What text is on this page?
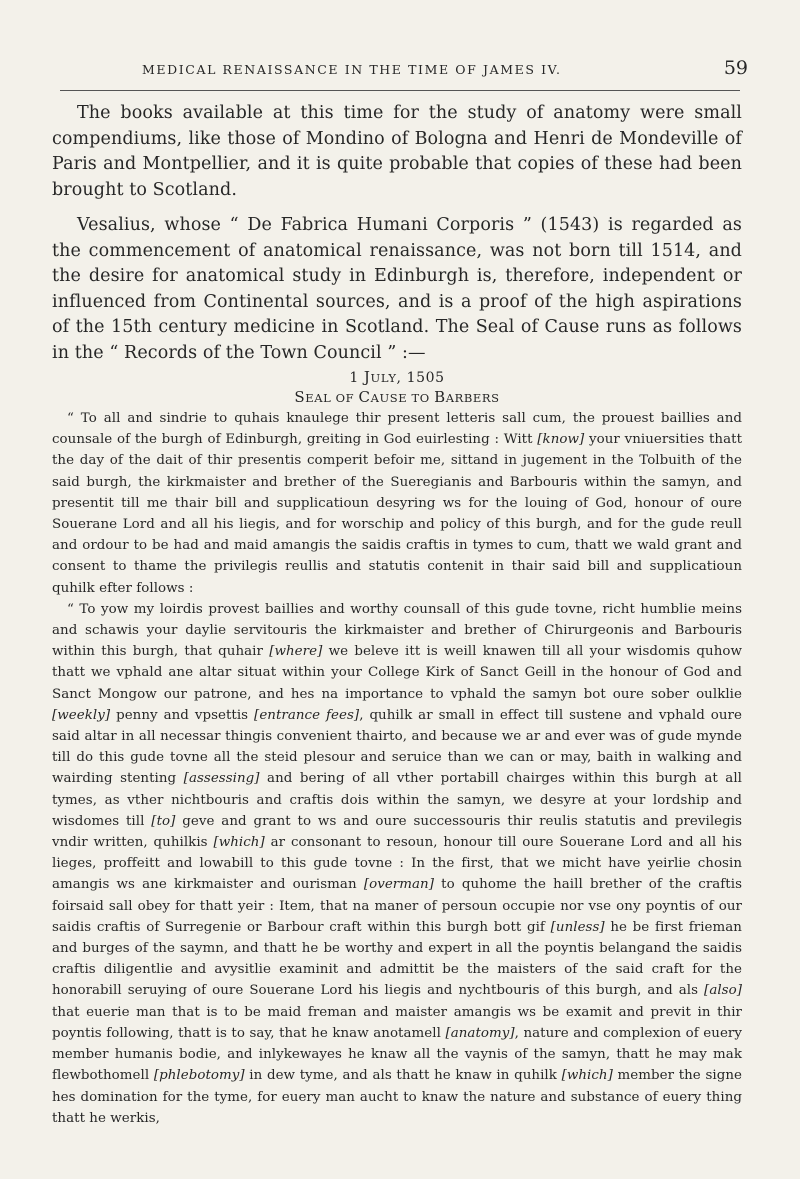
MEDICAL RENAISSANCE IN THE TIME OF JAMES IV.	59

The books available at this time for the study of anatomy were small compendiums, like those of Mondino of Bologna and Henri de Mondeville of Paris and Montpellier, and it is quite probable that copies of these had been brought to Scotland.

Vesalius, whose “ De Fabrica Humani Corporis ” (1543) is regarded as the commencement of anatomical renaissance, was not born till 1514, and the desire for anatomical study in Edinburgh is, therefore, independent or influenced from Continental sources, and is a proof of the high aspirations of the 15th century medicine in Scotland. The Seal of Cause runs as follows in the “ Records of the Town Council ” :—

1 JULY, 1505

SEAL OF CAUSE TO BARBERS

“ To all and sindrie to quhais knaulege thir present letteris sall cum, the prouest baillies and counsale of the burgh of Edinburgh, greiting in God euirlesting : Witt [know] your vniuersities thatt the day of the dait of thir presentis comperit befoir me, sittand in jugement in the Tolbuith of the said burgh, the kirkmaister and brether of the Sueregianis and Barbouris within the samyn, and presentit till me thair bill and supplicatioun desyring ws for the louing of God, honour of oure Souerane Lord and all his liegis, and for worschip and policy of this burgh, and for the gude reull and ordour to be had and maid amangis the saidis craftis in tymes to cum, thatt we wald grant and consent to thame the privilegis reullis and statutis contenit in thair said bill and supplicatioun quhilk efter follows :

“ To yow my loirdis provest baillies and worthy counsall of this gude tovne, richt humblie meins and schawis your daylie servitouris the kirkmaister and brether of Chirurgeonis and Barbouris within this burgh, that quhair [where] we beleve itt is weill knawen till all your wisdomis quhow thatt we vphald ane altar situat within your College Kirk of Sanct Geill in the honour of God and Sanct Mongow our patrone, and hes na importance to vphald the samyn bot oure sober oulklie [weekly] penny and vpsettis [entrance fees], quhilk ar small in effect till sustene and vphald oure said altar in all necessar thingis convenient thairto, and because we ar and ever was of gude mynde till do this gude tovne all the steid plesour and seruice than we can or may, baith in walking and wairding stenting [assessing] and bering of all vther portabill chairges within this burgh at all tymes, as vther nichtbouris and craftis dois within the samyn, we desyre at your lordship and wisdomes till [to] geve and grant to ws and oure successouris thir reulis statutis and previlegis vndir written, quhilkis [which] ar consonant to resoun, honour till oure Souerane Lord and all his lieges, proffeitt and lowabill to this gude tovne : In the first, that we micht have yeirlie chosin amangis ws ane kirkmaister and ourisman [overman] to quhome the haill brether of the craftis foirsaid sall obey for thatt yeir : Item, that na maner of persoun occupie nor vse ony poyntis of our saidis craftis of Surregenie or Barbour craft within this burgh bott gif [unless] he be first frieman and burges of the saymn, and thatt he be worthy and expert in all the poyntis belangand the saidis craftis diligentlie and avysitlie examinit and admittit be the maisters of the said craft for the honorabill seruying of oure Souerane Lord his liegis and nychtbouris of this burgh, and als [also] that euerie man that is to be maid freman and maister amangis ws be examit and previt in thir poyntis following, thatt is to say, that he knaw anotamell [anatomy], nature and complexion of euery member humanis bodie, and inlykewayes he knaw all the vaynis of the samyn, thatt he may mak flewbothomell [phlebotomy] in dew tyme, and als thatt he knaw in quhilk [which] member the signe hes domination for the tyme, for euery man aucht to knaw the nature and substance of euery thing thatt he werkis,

_YOUR INSTRUCTIONS_. Every entry must be reproduced exactly, with the images left out.

_OUTPUT OF THE EXERCISE_.
What text is on this page?
MEDICAL RENAISSANCE IN THE TIME OF JAMES IV.	59

The books available at this time for the study of anatomy were small compendiums, like those of Mondino of Bologna and Henri de Mondeville of Paris and Montpellier, and it is quite probable that copies of these had been brought to Scotland.

Vesalius, whose “ De Fabrica Humani Corporis ” (1543) is regarded as the commencement of anatomical renaissance, was not born till 1514, and the desire for anatomical study in Edinburgh is, therefore, independent or influenced from Continental sources, and is a proof of the high aspirations of the 15th century medicine in Scotland. The Seal of Cause runs as follows in the “ Records of the Town Council ” :—

1 JULY, 1505

SEAL OF CAUSE TO BARBERS

“ To all and sindrie to quhais knaulege thir present letteris sall cum, the prouest baillies and counsale of the burgh of Edinburgh, greiting in God euirlesting : Witt [know] your vniuersities thatt the day of the dait of thir presentis comperit befoir me, sittand in jugement in the Tolbuith of the said burgh, the kirkmaister and brether of the Sueregianis and Barbouris within the samyn, and presentit till me thair bill and supplicatioun desyring ws for the louing of God, honour of oure Souerane Lord and all his liegis, and for worschip and policy of this burgh, and for the gude reull and ordour to be had and maid amangis the saidis craftis in tymes to cum, thatt we wald grant and consent to thame the privilegis reullis and statutis contenit in thair said bill and supplicatioun quhilk efter follows :

“ To yow my loirdis provest baillies and worthy counsall of this gude tovne, richt humblie meins and schawis your daylie servitouris the kirkmaister and brether of Chirurgeonis and Barbouris within this burgh, that quhair [where] we beleve itt is weill knawen till all your wisdomis quhow thatt we vphald ane altar situat within your College Kirk of Sanct Geill in the honour of God and Sanct Mongow our patrone, and hes na importance to vphald the samyn bot oure sober oulklie [weekly] penny and vpsettis [entrance fees], quhilk ar small in effect till sustene and vphald oure said altar in all necessar thingis convenient thairto, and because we ar and ever was of gude mynde till do this gude tovne all the steid plesour and seruice than we can or may, baith in walking and wairding stenting [assessing] and bering of all vther portabill chairges within this burgh at all tymes, as vther nichtbouris and craftis dois within the samyn, we desyre at your lordship and wisdomes till [to] geve and grant to ws and oure successouris thir reulis statutis and previlegis vndir written, quhilkis [which] ar consonant to resoun, honour till oure Souerane Lord and all his lieges, proffeitt and lowabill to this gude tovne : In the first, that we micht have yeirlie chosin amangis ws ane kirkmaister and ourisman [overman] to quhome the haill brether of the craftis foirsaid sall obey for thatt yeir : Item, that na maner of persoun occupie nor vse ony poyntis of our saidis craftis of Surregenie or Barbour craft within this burgh bott gif [unless] he be first frieman and burges of the saymn, and thatt he be worthy and expert in all the poyntis belangand the saidis craftis diligentlie and avysitlie examinit and admittit be the maisters of the said craft for the honorabill seruying of oure Souerane Lord his liegis and nychtbouris of this burgh, and als [also] that euerie man that is to be maid freman and maister amangis ws be examit and previt in thir poyntis following, thatt is to say, that he knaw anotamell [anatomy], nature and complexion of euery member humanis bodie, and inlykewayes he knaw all the vaynis of the samyn, thatt he may mak flewbothomell [phlebotomy] in dew tyme, and als thatt he knaw in quhilk [which] member the signe hes domination for the tyme, for euery man aucht to knaw the nature and substance of euery thing thatt he werkis,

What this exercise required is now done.